>>>

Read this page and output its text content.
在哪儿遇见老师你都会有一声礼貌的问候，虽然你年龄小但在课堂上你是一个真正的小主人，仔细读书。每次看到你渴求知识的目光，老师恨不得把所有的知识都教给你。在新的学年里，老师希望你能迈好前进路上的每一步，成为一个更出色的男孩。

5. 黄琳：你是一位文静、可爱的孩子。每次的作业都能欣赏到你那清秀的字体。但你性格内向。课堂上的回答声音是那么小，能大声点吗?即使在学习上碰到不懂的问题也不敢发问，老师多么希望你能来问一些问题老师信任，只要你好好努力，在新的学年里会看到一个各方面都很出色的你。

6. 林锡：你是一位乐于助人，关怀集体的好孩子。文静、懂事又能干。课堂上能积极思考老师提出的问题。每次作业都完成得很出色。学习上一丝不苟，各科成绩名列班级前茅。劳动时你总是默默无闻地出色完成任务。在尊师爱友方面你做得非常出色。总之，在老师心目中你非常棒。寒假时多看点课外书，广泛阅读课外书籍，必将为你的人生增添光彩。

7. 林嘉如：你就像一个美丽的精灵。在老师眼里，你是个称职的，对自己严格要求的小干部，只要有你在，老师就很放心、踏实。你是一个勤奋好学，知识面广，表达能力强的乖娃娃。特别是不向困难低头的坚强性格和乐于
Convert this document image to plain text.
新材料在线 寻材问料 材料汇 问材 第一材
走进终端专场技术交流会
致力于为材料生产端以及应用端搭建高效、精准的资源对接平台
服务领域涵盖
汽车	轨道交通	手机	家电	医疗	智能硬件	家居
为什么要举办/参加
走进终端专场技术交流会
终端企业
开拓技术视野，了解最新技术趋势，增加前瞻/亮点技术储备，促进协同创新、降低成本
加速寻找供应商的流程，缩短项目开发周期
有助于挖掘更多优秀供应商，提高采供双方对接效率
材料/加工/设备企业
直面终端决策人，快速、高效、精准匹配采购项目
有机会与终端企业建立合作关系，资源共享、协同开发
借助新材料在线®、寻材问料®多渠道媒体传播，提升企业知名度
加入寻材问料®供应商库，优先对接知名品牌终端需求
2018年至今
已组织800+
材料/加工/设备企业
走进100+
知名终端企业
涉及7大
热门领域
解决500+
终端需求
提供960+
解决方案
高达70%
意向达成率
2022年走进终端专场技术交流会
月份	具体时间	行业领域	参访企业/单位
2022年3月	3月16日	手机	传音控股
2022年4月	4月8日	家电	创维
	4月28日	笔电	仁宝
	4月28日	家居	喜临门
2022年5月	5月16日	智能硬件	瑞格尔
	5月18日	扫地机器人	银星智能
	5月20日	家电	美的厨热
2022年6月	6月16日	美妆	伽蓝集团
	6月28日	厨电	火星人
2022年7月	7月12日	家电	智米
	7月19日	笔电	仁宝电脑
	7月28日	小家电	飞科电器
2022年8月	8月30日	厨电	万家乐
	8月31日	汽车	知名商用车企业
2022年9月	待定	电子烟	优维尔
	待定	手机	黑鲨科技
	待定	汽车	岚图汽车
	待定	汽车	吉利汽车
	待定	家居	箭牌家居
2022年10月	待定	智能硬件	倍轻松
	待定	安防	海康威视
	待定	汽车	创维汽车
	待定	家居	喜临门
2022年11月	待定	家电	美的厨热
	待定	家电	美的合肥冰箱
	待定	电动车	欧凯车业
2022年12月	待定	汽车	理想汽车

<<<

-- Prompt --
Extract all lines from the data in which "text" is found.

-- The answer --
Read this page and output its text content.
Convert this document image to plain text.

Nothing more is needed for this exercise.